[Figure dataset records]

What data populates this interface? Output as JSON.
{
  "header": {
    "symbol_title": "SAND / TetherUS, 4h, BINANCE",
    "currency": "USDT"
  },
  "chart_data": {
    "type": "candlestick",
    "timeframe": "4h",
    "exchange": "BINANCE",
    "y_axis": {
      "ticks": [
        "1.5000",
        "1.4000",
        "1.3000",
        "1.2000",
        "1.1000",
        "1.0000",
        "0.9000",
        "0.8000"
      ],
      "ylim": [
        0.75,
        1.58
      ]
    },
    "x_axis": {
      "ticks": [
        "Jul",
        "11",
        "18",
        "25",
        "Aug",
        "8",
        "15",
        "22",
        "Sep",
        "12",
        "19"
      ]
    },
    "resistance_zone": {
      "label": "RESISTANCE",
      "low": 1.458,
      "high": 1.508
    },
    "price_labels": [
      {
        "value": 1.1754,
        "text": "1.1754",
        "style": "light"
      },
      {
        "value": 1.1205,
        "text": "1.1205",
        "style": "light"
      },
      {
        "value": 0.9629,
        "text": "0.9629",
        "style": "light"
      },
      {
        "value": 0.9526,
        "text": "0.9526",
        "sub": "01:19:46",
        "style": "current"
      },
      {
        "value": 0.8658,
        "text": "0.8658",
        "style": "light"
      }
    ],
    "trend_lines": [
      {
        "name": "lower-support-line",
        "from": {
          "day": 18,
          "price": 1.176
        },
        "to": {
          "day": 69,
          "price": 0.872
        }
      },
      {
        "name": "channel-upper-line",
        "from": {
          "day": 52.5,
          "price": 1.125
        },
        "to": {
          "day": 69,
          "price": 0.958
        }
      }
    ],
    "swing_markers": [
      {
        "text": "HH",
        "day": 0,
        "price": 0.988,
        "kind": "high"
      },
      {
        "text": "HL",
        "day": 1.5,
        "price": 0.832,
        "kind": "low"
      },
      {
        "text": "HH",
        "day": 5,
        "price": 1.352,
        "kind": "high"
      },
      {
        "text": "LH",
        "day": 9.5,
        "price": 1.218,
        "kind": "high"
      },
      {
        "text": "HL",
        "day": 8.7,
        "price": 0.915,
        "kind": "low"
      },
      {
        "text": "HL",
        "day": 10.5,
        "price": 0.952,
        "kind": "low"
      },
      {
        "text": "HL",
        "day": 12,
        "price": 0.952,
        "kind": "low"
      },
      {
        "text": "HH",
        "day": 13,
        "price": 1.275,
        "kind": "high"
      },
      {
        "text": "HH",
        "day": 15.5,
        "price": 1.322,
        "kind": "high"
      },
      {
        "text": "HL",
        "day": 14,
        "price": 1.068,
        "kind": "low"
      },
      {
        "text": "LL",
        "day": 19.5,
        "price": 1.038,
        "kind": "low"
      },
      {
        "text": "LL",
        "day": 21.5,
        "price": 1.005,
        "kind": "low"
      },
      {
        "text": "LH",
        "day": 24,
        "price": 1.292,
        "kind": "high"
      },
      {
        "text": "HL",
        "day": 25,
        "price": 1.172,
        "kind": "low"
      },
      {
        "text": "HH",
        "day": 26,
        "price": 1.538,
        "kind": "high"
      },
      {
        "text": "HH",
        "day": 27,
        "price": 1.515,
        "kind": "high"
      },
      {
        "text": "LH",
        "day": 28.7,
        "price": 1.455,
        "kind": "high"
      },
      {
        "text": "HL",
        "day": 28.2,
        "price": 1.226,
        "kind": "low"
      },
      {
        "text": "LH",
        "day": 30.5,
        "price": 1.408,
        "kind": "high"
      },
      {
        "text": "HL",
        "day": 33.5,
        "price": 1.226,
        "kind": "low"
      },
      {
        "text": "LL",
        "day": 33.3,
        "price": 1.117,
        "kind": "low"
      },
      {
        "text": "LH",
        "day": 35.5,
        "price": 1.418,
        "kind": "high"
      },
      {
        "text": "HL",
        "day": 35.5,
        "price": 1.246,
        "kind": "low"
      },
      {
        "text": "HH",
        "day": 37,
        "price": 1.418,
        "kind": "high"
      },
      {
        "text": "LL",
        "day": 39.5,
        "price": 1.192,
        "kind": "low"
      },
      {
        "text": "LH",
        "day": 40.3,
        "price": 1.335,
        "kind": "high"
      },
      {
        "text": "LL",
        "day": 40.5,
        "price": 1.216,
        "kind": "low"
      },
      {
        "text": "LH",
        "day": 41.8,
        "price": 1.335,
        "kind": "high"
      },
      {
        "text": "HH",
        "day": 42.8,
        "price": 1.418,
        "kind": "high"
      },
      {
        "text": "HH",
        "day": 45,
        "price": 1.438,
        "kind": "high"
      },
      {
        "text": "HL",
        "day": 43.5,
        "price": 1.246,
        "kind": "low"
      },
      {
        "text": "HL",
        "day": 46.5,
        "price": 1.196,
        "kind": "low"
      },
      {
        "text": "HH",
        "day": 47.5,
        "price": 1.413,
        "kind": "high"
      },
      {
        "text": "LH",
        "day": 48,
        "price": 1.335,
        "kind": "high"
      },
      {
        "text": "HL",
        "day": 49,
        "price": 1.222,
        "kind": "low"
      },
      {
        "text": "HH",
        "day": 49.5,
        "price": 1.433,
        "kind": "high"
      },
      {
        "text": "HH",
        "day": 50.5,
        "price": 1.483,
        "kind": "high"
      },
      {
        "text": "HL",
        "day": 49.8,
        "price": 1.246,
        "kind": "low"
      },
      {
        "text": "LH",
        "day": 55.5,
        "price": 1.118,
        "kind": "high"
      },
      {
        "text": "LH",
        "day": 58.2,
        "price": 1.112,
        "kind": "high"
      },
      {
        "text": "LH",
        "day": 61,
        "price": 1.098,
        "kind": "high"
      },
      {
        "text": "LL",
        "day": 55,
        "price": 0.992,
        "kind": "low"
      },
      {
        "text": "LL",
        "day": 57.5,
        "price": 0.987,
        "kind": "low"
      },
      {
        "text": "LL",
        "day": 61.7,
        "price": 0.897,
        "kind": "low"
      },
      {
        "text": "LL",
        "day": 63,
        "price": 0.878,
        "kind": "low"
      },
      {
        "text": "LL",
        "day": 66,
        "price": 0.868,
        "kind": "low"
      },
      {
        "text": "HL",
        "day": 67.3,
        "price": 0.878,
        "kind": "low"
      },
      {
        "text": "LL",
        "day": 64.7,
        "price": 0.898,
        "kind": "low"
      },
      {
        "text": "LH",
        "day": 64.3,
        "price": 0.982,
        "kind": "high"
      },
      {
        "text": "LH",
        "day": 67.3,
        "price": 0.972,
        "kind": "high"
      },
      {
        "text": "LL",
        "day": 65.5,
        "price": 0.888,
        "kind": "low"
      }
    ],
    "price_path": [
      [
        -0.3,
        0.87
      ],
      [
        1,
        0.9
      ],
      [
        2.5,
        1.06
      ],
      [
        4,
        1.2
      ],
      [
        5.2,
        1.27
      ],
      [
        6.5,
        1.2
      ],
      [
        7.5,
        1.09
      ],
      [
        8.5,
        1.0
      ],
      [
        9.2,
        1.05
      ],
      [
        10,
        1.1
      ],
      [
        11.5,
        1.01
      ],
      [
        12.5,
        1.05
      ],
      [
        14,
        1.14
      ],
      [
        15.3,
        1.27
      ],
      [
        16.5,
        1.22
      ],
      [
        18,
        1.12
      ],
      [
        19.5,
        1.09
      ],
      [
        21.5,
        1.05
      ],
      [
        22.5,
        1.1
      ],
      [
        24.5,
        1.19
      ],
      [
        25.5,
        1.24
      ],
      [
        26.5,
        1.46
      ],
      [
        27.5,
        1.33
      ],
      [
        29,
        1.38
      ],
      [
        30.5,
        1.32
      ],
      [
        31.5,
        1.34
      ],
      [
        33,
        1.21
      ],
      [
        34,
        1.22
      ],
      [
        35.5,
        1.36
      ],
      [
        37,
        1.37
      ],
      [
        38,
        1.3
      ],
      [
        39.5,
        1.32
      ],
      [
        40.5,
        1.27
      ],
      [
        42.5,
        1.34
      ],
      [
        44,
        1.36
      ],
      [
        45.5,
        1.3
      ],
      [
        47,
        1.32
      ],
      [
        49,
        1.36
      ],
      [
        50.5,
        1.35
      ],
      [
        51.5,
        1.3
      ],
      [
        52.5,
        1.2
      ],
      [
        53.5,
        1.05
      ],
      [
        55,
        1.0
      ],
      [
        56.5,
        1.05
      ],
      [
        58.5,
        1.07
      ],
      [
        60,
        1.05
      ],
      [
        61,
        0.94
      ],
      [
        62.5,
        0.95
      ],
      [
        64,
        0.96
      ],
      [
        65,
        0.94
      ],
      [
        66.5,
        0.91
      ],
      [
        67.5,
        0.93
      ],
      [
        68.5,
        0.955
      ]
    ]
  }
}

TO BE DONE
Which lines above contain the word "value"? Copy each of them.

ANSWER TO THIS EXERCISE
        "value": 1.1754,
        "value": 1.1205,
        "value": 0.9629,
        "value": 0.9526,
        "value": 0.8658,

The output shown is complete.